**PROMPT**
Pictures do not belong in the copy. Return all of the entries exactly.

**SOURCE RECORDS**
■ ■ ■ ■ ■ ■ ■
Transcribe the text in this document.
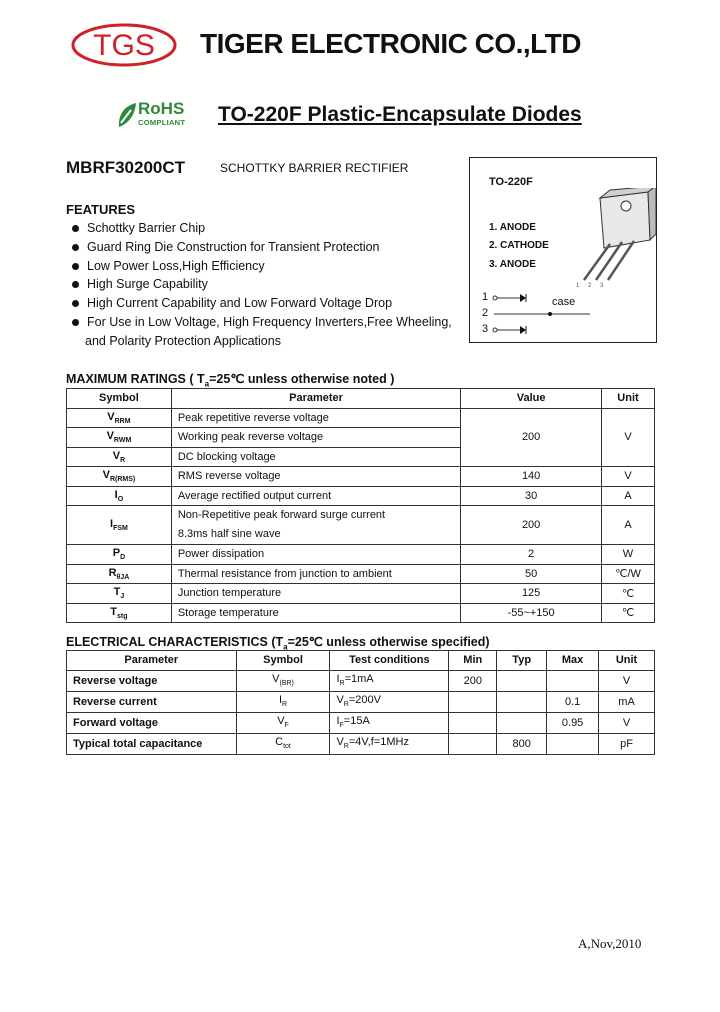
TGS TIGER ELECTRONIC CO.,LTD
RoHS
COMPLIANT TO-220F Plastic-Encapsulate Diodes
MBRF30200CT	SCHOTTKY BARRIER RECTIFIER
FEATURES
Schottky Barrier Chip
Guard Ring Die Construction for Transient Protection
Low Power Loss,High Efficiency
High Surge Capability
High Current Capability and Low Forward Voltage Drop
For Use in Low Voltage, High Frequency Inverters,Free Wheeling,
and Polarity Protection Applications
TO-220F
1. ANODE
2. CATHODE
3. ANODE
1 2 3
1
2
3
case
MAXIMUM RATINGS ( $T_a=25℃$ unless otherwise noted )
Symbol	Parameter	Value	Unit
$V_{RRM}$	Peak repetitive reverse voltage	200	V
$V_{RWM}$	Working peak reverse voltage		
$V_R$	DC blocking voltage		
$V_{R(RMS)}$	RMS reverse voltage	140	V
$I_O$	Average rectified output current	30	A
$I_{FSM}$	Non-Repetitive peak forward surge current
8.3ms half sine wave	200	A
$P_D$	Power dissipation	2	W
$R_{\theta JA}$	Thermal resistance from junction to ambient	50	℃/W
$T_J$	Junction temperature	125	℃
$T_{stg}$	Storage temperature	-55~+150	℃
ELECTRICAL CHARACTERISTICS ($T_a=25℃$ unless otherwise specified)
Parameter	Symbol	Test conditions	Min	Typ	Max	Unit
Reverse voltage	$V_{(BR)}$	$I_R=1mA$	200			V
Reverse current	$I_R$	$V_R=200V$			0.1	mA
Forward voltage	$V_F$	$I_F=15A$			0.95	V
Typical total capacitance	$C_{tot}$	$V_R=4V,f=1MHz$		800		pF
A,Nov,2010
■ ■ ■ ■ ■ ■ ■
**FULL SOLUTION**
Transcribe the text in this document.
TGS TIGER ELECTRONIC CO.,LTD
RoHS
COMPLIANT TO-220F Plastic-Encapsulate Diodes
MBRF30200CT	SCHOTTKY BARRIER RECTIFIER
FEATURES
Schottky Barrier Chip
Guard Ring Die Construction for Transient Protection
Low Power Loss,High Efficiency
High Surge Capability
High Current Capability and Low Forward Voltage Drop
For Use in Low Voltage, High Frequency Inverters,Free Wheeling,
and Polarity Protection Applications
TO-220F
1. ANODE
2. CATHODE
3. ANODE
1 2 3
1
2
3
case
MAXIMUM RATINGS ( $T_a=25℃$ unless otherwise noted )
Symbol	Parameter	Value	Unit
$V_{RRM}$	Peak repetitive reverse voltage	200	V
$V_{RWM}$	Working peak reverse voltage		
$V_R$	DC blocking voltage		
$V_{R(RMS)}$	RMS reverse voltage	140	V
$I_O$	Average rectified output current	30	A
$I_{FSM}$	Non-Repetitive peak forward surge current
8.3ms half sine wave	200	A
$P_D$	Power dissipation	2	W
$R_{\theta JA}$	Thermal resistance from junction to ambient	50	℃/W
$T_J$	Junction temperature	125	℃
$T_{stg}$	Storage temperature	-55~+150	℃
ELECTRICAL CHARACTERISTICS ($T_a=25℃$ unless otherwise specified)
Parameter	Symbol	Test conditions	Min	Typ	Max	Unit
Reverse voltage	$V_{(BR)}$	$I_R=1mA$	200			V
Reverse current	$I_R$	$V_R=200V$			0.1	mA
Forward voltage	$V_F$	$I_F=15A$			0.95	V
Typical total capacitance	$C_{tot}$	$V_R=4V,f=1MHz$		800		pF
A,Nov,2010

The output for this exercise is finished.